**PROBLEM TO SOLVE:** Every record below should be transcribed exactly. Omit the images.

**EXCERPTED RECORDS:**

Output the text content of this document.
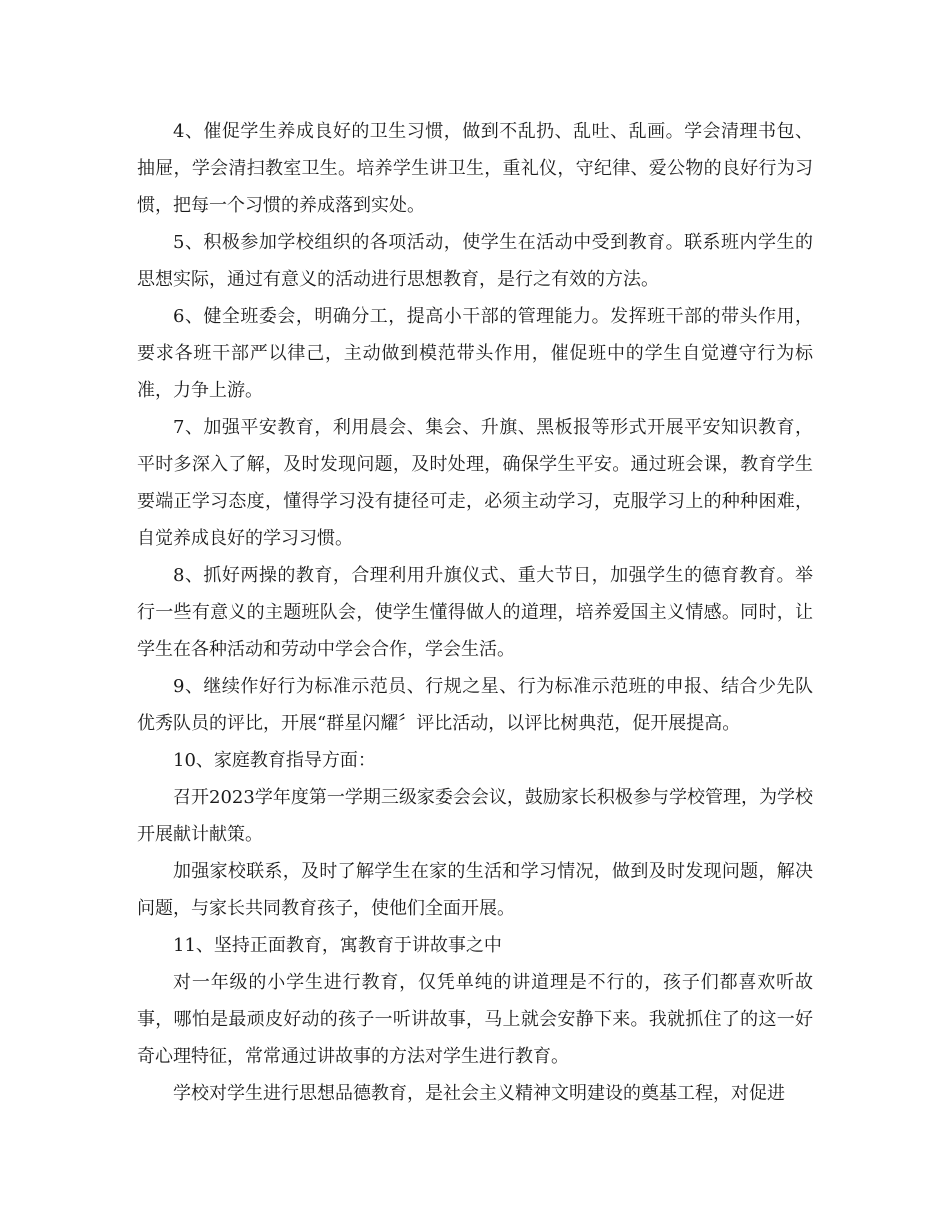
4、催促学生养成良好的卫生习惯，做到不乱扔、乱吐、乱画。学会清理书包、抽屉，学会清扫教室卫生。培养学生讲卫生，重礼仪，守纪律、爱公物的良好行为习惯，把每一个习惯的养成落到实处。

5、积极参加学校组织的各项活动，使学生在活动中受到教育。联系班内学生的思想实际，通过有意义的活动进行思想教育，是行之有效的方法。

6、健全班委会，明确分工，提高小干部的管理能力。发挥班干部的带头作用，要求各班干部严以律己，主动做到模范带头作用，催促班中的学生自觉遵守行为标准，力争上游。

7、加强平安教育，利用晨会、集会、升旗、黑板报等形式开展平安知识教育，平时多深入了解，及时发现问题，及时处理，确保学生平安。通过班会课，教育学生要端正学习态度，懂得学习没有捷径可走，必须主动学习，克服学习上的种种困难，自觉养成良好的学习习惯。

8、抓好两操的教育，合理利用升旗仪式、重大节日，加强学生的德育教育。举行一些有意义的主题班队会，使学生懂得做人的道理，培养爱国主义情感。同时，让学生在各种活动和劳动中学会合作，学会生活。

9、继续作好行为标准示范员、行规之星、行为标准示范班的申报、结合少先队优秀队员的评比，开展“群星闪耀〞评比活动，以评比树典范，促开展提高。

10、家庭教育指导方面：

召开2023学年度第一学期三级家委会会议，鼓励家长积极参与学校管理，为学校开展献计献策。

加强家校联系，及时了解学生在家的生活和学习情况，做到及时发现问题，解决问题，与家长共同教育孩子，使他们全面开展。

11、坚持正面教育，寓教育于讲故事之中

对一年级的小学生进行教育，仅凭单纯的讲道理是不行的，孩子们都喜欢听故事，哪怕是最顽皮好动的孩子一听讲故事，马上就会安静下来。我就抓住了的这一好奇心理特征，常常通过讲故事的方法对学生进行教育。

学校对学生进行思想品德教育，是社会主义精神文明建设的奠基工程，对促进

**REPLY:**
Output the text content of this document.
4、催促学生养成良好的卫生习惯，做到不乱扔、乱吐、乱画。学会清理书包、抽屉，学会清扫教室卫生。培养学生讲卫生，重礼仪，守纪律、爱公物的良好行为习惯，把每一个习惯的养成落到实处。

5、积极参加学校组织的各项活动，使学生在活动中受到教育。联系班内学生的思想实际，通过有意义的活动进行思想教育，是行之有效的方法。

6、健全班委会，明确分工，提高小干部的管理能力。发挥班干部的带头作用，要求各班干部严以律己，主动做到模范带头作用，催促班中的学生自觉遵守行为标准，力争上游。

7、加强平安教育，利用晨会、集会、升旗、黑板报等形式开展平安知识教育，平时多深入了解，及时发现问题，及时处理，确保学生平安。通过班会课，教育学生要端正学习态度，懂得学习没有捷径可走，必须主动学习，克服学习上的种种困难，自觉养成良好的学习习惯。

8、抓好两操的教育，合理利用升旗仪式、重大节日，加强学生的德育教育。举行一些有意义的主题班队会，使学生懂得做人的道理，培养爱国主义情感。同时，让学生在各种活动和劳动中学会合作，学会生活。

9、继续作好行为标准示范员、行规之星、行为标准示范班的申报、结合少先队优秀队员的评比，开展“群星闪耀〞评比活动，以评比树典范，促开展提高。

10、家庭教育指导方面：

召开2023学年度第一学期三级家委会会议，鼓励家长积极参与学校管理，为学校开展献计献策。

加强家校联系，及时了解学生在家的生活和学习情况，做到及时发现问题，解决问题，与家长共同教育孩子，使他们全面开展。

11、坚持正面教育，寓教育于讲故事之中

对一年级的小学生进行教育，仅凭单纯的讲道理是不行的，孩子们都喜欢听故事，哪怕是最顽皮好动的孩子一听讲故事，马上就会安静下来。我就抓住了的这一好奇心理特征，常常通过讲故事的方法对学生进行教育。

学校对学生进行思想品德教育，是社会主义精神文明建设的奠基工程，对促进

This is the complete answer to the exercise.